TO DO: Set the following entries down again exactly, line by line.

MATERIAL PROVIDED:
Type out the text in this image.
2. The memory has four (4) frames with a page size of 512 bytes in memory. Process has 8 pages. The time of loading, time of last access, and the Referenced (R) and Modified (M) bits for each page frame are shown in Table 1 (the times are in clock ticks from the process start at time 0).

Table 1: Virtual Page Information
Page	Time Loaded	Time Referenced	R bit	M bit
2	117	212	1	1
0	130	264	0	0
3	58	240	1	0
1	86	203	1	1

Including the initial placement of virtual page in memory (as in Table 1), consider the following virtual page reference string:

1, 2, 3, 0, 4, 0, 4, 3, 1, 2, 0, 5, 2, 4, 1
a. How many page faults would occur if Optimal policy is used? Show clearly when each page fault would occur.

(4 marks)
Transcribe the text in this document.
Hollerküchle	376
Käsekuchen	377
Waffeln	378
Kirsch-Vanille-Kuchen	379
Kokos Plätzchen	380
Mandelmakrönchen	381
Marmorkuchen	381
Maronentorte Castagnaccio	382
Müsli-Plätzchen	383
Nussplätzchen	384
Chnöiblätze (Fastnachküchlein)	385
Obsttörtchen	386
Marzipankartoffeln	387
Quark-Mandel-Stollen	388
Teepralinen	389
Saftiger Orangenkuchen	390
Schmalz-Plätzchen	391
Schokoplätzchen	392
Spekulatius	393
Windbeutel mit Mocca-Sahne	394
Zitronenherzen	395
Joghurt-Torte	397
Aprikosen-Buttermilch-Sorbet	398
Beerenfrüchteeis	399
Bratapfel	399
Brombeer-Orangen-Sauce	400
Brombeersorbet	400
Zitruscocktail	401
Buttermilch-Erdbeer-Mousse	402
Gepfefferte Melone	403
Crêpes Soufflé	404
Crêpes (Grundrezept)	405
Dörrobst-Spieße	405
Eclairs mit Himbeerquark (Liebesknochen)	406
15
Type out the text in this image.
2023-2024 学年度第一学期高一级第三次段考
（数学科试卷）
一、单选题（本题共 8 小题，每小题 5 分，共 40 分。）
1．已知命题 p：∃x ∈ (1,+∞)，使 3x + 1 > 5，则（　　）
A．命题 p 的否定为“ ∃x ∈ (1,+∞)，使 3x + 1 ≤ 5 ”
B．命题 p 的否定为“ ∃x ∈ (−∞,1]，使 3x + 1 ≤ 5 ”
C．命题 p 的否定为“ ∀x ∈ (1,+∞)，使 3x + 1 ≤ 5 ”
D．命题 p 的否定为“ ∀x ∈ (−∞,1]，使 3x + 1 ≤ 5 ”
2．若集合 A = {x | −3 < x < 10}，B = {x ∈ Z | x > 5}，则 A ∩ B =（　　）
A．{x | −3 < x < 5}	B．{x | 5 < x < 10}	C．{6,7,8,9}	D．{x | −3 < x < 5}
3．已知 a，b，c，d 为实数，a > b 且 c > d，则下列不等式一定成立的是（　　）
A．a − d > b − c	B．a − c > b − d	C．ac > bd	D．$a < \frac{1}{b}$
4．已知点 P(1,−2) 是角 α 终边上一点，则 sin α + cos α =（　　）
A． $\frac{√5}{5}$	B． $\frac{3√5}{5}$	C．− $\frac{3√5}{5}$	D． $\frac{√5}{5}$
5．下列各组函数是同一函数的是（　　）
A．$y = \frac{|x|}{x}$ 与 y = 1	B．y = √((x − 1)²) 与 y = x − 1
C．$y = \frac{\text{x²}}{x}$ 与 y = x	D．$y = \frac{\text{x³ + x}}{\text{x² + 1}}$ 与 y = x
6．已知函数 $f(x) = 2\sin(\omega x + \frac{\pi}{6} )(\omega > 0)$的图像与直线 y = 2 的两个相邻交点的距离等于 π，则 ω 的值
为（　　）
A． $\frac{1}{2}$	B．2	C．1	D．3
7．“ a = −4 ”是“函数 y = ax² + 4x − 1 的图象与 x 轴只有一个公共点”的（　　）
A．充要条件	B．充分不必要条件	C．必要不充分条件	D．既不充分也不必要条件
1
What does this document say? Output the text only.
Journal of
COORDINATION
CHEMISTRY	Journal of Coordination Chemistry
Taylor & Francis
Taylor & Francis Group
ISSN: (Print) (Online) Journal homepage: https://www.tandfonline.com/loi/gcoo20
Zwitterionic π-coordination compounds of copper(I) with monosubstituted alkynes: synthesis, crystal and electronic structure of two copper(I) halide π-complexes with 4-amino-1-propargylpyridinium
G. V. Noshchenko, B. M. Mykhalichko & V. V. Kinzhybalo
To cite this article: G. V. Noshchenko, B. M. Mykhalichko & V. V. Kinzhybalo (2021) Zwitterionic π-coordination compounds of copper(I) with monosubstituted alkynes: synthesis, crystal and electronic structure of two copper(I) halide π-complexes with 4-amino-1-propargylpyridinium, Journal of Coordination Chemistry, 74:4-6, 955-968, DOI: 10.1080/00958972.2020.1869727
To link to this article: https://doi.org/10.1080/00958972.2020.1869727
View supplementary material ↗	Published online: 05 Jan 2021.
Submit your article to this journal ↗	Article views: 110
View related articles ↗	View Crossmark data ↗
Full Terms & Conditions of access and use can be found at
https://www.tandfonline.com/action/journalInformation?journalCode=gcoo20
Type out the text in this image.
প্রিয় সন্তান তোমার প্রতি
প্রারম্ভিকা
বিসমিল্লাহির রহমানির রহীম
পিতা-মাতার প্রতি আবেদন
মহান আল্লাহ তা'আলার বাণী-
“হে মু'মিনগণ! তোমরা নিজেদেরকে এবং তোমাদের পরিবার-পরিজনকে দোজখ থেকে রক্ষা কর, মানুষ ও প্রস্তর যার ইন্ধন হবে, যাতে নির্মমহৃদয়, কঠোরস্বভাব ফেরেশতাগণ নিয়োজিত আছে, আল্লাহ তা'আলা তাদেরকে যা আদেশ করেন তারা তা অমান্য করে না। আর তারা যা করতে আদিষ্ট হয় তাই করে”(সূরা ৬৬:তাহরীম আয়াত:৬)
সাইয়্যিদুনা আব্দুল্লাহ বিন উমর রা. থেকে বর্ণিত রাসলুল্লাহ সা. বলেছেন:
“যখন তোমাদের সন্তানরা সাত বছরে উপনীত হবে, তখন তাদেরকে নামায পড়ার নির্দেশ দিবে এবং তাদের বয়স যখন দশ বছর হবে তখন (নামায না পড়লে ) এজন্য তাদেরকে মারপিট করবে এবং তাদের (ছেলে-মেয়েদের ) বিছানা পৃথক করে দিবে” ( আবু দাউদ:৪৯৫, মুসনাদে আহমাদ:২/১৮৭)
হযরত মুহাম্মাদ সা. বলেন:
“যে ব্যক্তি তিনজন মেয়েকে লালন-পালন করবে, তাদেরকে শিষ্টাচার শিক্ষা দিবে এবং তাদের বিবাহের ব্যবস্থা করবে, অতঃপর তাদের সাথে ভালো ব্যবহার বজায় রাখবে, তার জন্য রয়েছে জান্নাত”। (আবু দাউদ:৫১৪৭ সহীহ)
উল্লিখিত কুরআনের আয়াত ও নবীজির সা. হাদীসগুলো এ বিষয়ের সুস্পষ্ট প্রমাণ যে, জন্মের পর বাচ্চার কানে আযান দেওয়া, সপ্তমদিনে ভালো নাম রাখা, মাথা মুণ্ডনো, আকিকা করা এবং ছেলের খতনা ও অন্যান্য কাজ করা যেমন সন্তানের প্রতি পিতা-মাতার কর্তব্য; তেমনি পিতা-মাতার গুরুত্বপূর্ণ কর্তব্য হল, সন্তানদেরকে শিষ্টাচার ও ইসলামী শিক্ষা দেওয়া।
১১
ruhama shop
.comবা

SOLVED PROBLEM:
Type out the text in this image.
2. The memory has four (4) frames with a page size of 512 bytes in memory. Process has 8 pages. The time of loading, time of last access, and the Referenced (R) and Modified (M) bits for each page frame are shown in Table 1 (the times are in clock ticks from the process start at time 0).

Table 1: Virtual Page Information
Page	Time Loaded	Time Referenced	R bit	M bit
2	117	212	1	1
0	130	264	0	0
3	58	240	1	0
1	86	203	1	1

Including the initial placement of virtual page in memory (as in Table 1), consider the following virtual page reference string:

1, 2, 3, 0, 4, 0, 4, 3, 1, 2, 0, 5, 2, 4, 1
a. How many page faults would occur if Optimal policy is used? Show clearly when each page fault would occur.

(4 marks)
Transcribe the text in this document.
Hollerküchle	376
Käsekuchen	377
Waffeln	378
Kirsch-Vanille-Kuchen	379
Kokos Plätzchen	380
Mandelmakrönchen	381
Marmorkuchen	381
Maronentorte Castagnaccio	382
Müsli-Plätzchen	383
Nussplätzchen	384
Chnöiblätze (Fastnachküchlein)	385
Obsttörtchen	386
Marzipankartoffeln	387
Quark-Mandel-Stollen	388
Teepralinen	389
Saftiger Orangenkuchen	390
Schmalz-Plätzchen	391
Schokoplätzchen	392
Spekulatius	393
Windbeutel mit Mocca-Sahne	394
Zitronenherzen	395
Joghurt-Torte	397
Aprikosen-Buttermilch-Sorbet	398
Beerenfrüchteeis	399
Bratapfel	399
Brombeer-Orangen-Sauce	400
Brombeersorbet	400
Zitruscocktail	401
Buttermilch-Erdbeer-Mousse	402
Gepfefferte Melone	403
Crêpes Soufflé	404
Crêpes (Grundrezept)	405
Dörrobst-Spieße	405
Eclairs mit Himbeerquark (Liebesknochen)	406
15
Type out the text in this image.
2023-2024 学年度第一学期高一级第三次段考
（数学科试卷）
一、单选题（本题共 8 小题，每小题 5 分，共 40 分。）
1．已知命题 p：∃x ∈ (1,+∞)，使 3x + 1 > 5，则（　　）
A．命题 p 的否定为“ ∃x ∈ (1,+∞)，使 3x + 1 ≤ 5 ”
B．命题 p 的否定为“ ∃x ∈ (−∞,1]，使 3x + 1 ≤ 5 ”
C．命题 p 的否定为“ ∀x ∈ (1,+∞)，使 3x + 1 ≤ 5 ”
D．命题 p 的否定为“ ∀x ∈ (−∞,1]，使 3x + 1 ≤ 5 ”
2．若集合 A = {x | −3 < x < 10}，B = {x ∈ Z | x > 5}，则 A ∩ B =（　　）
A．{x | −3 < x < 5}	B．{x | 5 < x < 10}	C．{6,7,8,9}	D．{x | −3 < x < 5}
3．已知 a，b，c，d 为实数，a > b 且 c > d，则下列不等式一定成立的是（　　）
A．a − d > b − c	B．a − c > b − d	C．ac > bd	D．$a < \frac{1}{b}$
4．已知点 P(1,−2) 是角 α 终边上一点，则 sin α + cos α =（　　）
A． $\frac{√5}{5}$	B． $\frac{3√5}{5}$	C．− $\frac{3√5}{5}$	D． $\frac{√5}{5}$
5．下列各组函数是同一函数的是（　　）
A．$y = \frac{|x|}{x}$ 与 y = 1	B．y = √((x − 1)²) 与 y = x − 1
C．$y = \frac{\text{x²}}{x}$ 与 y = x	D．$y = \frac{\text{x³ + x}}{\text{x² + 1}}$ 与 y = x
6．已知函数 $f(x) = 2\sin(\omega x + \frac{\pi}{6} )(\omega > 0)$的图像与直线 y = 2 的两个相邻交点的距离等于 π，则 ω 的值
为（　　）
A． $\frac{1}{2}$	B．2	C．1	D．3
7．“ a = −4 ”是“函数 y = ax² + 4x − 1 的图象与 x 轴只有一个公共点”的（　　）
A．充要条件	B．充分不必要条件	C．必要不充分条件	D．既不充分也不必要条件
1
What does this document say? Output the text only.
Journal of
COORDINATION
CHEMISTRY	Journal of Coordination Chemistry
Taylor & Francis
Taylor & Francis Group
ISSN: (Print) (Online) Journal homepage: https://www.tandfonline.com/loi/gcoo20
Zwitterionic π-coordination compounds of copper(I) with monosubstituted alkynes: synthesis, crystal and electronic structure of two copper(I) halide π-complexes with 4-amino-1-propargylpyridinium
G. V. Noshchenko, B. M. Mykhalichko & V. V. Kinzhybalo
To cite this article: G. V. Noshchenko, B. M. Mykhalichko & V. V. Kinzhybalo (2021) Zwitterionic π-coordination compounds of copper(I) with monosubstituted alkynes: synthesis, crystal and electronic structure of two copper(I) halide π-complexes with 4-amino-1-propargylpyridinium, Journal of Coordination Chemistry, 74:4-6, 955-968, DOI: 10.1080/00958972.2020.1869727
To link to this article: https://doi.org/10.1080/00958972.2020.1869727
View supplementary material ↗	Published online: 05 Jan 2021.
Submit your article to this journal ↗	Article views: 110
View related articles ↗	View Crossmark data ↗
Full Terms & Conditions of access and use can be found at
https://www.tandfonline.com/action/journalInformation?journalCode=gcoo20
Type out the text in this image.
প্রিয় সন্তান তোমার প্রতি
প্রারম্ভিকা
বিসমিল্লাহির রহমানির রহীম
পিতা-মাতার প্রতি আবেদন
মহান আল্লাহ তা'আলার বাণী-
“হে মু'মিনগণ! তোমরা নিজেদেরকে এবং তোমাদের পরিবার-পরিজনকে দোজখ থেকে রক্ষা কর, মানুষ ও প্রস্তর যার ইন্ধন হবে, যাতে নির্মমহৃদয়, কঠোরস্বভাব ফেরেশতাগণ নিয়োজিত আছে, আল্লাহ তা'আলা তাদেরকে যা আদেশ করেন তারা তা অমান্য করে না। আর তারা যা করতে আদিষ্ট হয় তাই করে”(সূরা ৬৬:তাহরীম আয়াত:৬)
সাইয়্যিদুনা আব্দুল্লাহ বিন উমর রা. থেকে বর্ণিত রাসলুল্লাহ সা. বলেছেন:
“যখন তোমাদের সন্তানরা সাত বছরে উপনীত হবে, তখন তাদেরকে নামায পড়ার নির্দেশ দিবে এবং তাদের বয়স যখন দশ বছর হবে তখন (নামায না পড়লে ) এজন্য তাদেরকে মারপিট করবে এবং তাদের (ছেলে-মেয়েদের ) বিছানা পৃথক করে দিবে” ( আবু দাউদ:৪৯৫, মুসনাদে আহমাদ:২/১৮৭)
হযরত মুহাম্মাদ সা. বলেন:
“যে ব্যক্তি তিনজন মেয়েকে লালন-পালন করবে, তাদেরকে শিষ্টাচার শিক্ষা দিবে এবং তাদের বিবাহের ব্যবস্থা করবে, অতঃপর তাদের সাথে ভালো ব্যবহার বজায় রাখবে, তার জন্য রয়েছে জান্নাত”। (আবু দাউদ:৫১৪৭ সহীহ)
উল্লিখিত কুরআনের আয়াত ও নবীজির সা. হাদীসগুলো এ বিষয়ের সুস্পষ্ট প্রমাণ যে, জন্মের পর বাচ্চার কানে আযান দেওয়া, সপ্তমদিনে ভালো নাম রাখা, মাথা মুণ্ডনো, আকিকা করা এবং ছেলের খতনা ও অন্যান্য কাজ করা যেমন সন্তানের প্রতি পিতা-মাতার কর্তব্য; তেমনি পিতা-মাতার গুরুত্বপূর্ণ কর্তব্য হল, সন্তানদেরকে শিষ্টাচার ও ইসলামী শিক্ষা দেওয়া।
১১
ruhama shop
.comবা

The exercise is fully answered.